=== RECORDS TO USE ===

- - -

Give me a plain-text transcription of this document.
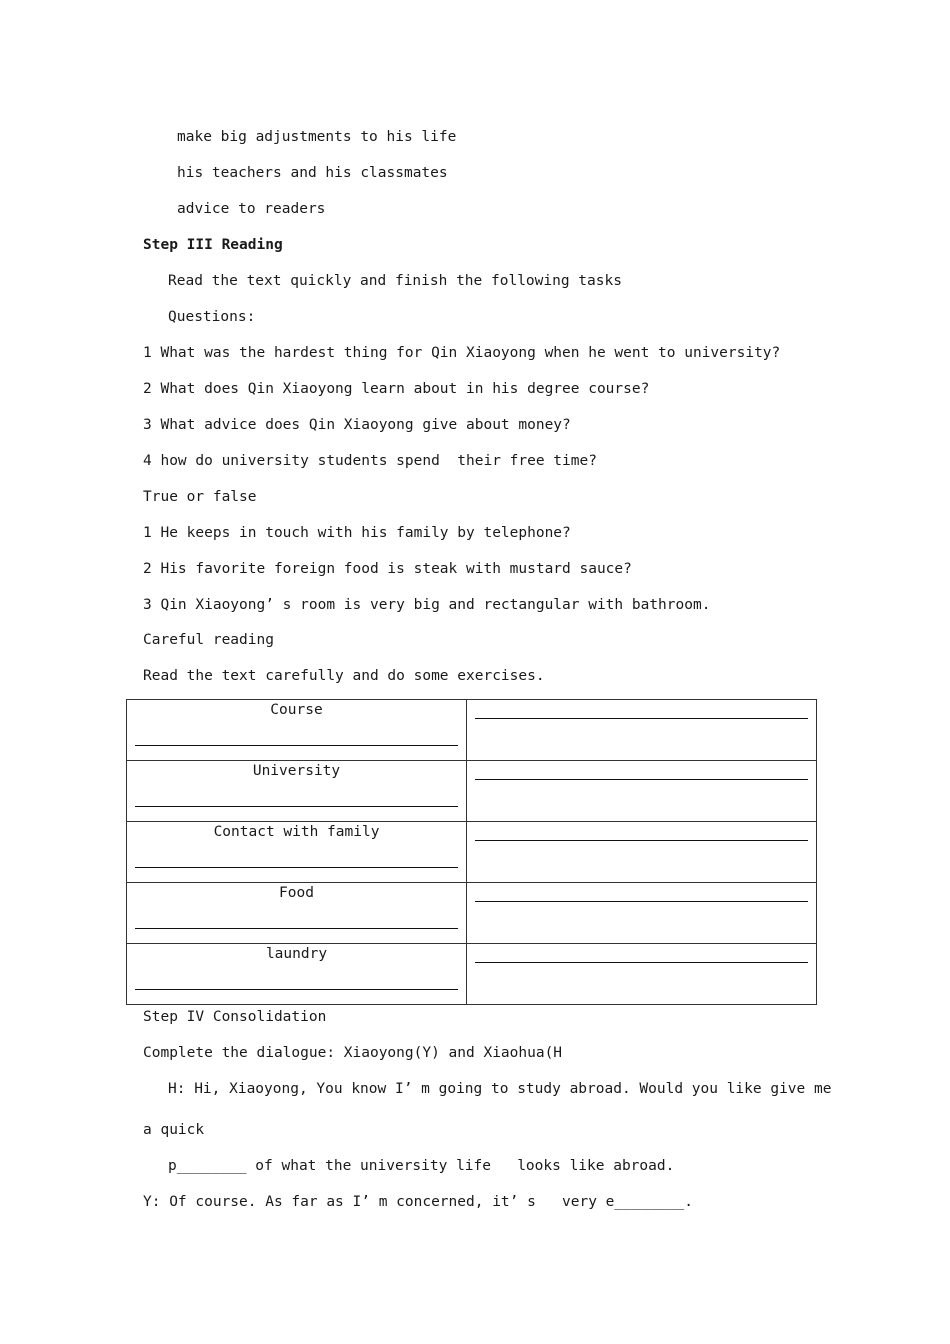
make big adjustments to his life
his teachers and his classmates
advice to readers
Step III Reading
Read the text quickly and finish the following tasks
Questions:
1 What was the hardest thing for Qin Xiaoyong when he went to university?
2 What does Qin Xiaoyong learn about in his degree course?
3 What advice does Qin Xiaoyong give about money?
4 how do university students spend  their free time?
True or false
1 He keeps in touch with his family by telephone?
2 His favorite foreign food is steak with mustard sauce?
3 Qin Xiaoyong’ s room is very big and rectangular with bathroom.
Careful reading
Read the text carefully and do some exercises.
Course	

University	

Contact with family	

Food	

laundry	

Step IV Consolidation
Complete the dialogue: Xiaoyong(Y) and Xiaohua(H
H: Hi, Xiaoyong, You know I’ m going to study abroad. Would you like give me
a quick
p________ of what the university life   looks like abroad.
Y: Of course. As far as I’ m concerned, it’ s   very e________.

- - -

=== PROBLEM DETAILS ===
Retype all of the entries exactly as written, leaving out any images.

=== SOLVED PROBLEM ===
Give me a plain-text transcription of this document.
make big adjustments to his life
his teachers and his classmates
advice to readers
Step III Reading
Read the text quickly and finish the following tasks
Questions:
1 What was the hardest thing for Qin Xiaoyong when he went to university?
2 What does Qin Xiaoyong learn about in his degree course?
3 What advice does Qin Xiaoyong give about money?
4 how do university students spend  their free time?
True or false
1 He keeps in touch with his family by telephone?
2 His favorite foreign food is steak with mustard sauce?
3 Qin Xiaoyong’ s room is very big and rectangular with bathroom.
Careful reading
Read the text carefully and do some exercises.
Course	

University	

Contact with family	

Food	

laundry	

Step IV Consolidation
Complete the dialogue: Xiaoyong(Y) and Xiaohua(H
H: Hi, Xiaoyong, You know I’ m going to study abroad. Would you like give me
a quick
p________ of what the university life   looks like abroad.
Y: Of course. As far as I’ m concerned, it’ s   very e________.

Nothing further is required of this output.